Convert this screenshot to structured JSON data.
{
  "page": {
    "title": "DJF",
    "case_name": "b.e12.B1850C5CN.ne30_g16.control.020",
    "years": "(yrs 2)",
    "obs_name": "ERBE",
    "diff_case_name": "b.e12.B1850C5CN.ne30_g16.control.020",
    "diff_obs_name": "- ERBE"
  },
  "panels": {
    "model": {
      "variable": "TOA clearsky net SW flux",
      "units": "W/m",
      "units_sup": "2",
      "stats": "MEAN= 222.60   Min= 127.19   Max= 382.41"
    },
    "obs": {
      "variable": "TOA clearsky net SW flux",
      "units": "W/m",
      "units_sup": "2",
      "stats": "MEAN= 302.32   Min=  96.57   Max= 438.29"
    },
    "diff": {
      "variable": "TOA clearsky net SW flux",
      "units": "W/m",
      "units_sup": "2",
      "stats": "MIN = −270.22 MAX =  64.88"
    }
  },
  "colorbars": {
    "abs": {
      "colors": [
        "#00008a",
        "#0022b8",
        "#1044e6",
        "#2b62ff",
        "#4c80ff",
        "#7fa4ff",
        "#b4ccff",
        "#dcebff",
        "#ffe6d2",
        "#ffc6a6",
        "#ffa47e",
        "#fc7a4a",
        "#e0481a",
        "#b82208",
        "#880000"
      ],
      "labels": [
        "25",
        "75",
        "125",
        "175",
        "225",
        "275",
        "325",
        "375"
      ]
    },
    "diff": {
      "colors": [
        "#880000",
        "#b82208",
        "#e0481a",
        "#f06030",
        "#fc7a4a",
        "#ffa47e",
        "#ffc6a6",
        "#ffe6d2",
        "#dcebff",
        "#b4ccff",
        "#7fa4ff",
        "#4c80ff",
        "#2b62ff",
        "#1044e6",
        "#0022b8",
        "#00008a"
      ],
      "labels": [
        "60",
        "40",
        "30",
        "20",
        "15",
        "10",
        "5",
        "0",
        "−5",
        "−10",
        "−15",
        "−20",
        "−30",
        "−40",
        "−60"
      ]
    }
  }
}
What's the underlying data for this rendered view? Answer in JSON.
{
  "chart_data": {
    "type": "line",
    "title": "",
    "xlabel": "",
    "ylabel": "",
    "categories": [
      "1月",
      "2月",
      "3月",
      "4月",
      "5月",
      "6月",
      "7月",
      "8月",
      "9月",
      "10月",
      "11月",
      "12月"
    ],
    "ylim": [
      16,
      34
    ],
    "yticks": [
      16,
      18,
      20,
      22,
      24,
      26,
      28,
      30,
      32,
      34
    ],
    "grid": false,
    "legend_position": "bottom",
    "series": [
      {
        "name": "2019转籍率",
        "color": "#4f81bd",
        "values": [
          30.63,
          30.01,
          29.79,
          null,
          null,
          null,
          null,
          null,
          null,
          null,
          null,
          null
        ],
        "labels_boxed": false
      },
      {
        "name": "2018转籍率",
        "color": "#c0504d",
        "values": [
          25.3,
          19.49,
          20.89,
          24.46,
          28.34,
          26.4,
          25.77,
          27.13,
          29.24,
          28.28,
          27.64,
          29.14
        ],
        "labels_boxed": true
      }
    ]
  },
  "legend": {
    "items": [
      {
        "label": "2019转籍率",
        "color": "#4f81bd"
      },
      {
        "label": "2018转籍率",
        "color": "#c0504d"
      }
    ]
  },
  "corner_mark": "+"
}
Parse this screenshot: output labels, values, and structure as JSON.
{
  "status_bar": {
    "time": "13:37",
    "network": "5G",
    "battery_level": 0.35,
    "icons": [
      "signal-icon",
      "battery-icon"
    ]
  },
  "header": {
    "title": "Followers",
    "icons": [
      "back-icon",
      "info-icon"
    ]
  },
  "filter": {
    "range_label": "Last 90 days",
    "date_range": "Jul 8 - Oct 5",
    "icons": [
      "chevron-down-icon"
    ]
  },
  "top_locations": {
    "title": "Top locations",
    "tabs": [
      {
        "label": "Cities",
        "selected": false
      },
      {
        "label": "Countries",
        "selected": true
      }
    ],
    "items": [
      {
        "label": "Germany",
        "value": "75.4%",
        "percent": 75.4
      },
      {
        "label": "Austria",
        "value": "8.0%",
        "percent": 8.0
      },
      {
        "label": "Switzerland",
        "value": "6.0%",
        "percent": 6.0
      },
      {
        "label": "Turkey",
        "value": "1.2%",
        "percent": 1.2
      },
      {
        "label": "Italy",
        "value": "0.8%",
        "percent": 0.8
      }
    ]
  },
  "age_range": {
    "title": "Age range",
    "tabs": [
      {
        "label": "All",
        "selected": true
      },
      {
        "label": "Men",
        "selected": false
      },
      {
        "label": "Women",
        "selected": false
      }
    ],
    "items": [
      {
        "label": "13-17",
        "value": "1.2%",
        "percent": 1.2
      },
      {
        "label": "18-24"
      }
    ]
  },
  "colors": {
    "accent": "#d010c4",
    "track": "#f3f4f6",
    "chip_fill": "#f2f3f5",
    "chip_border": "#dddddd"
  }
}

○ ○ ○ ○

● DIRECTIONS: In the listing above, find each line with the word "stats" and copy it.

● FULL OUTPUT:
      "stats": "MEAN= 222.60   Min= 127.19   Max= 382.41"
      "stats": "MEAN= 302.32   Min=  96.57   Max= 438.29"
      "stats": "MIN = −270.22 MAX =  64.88"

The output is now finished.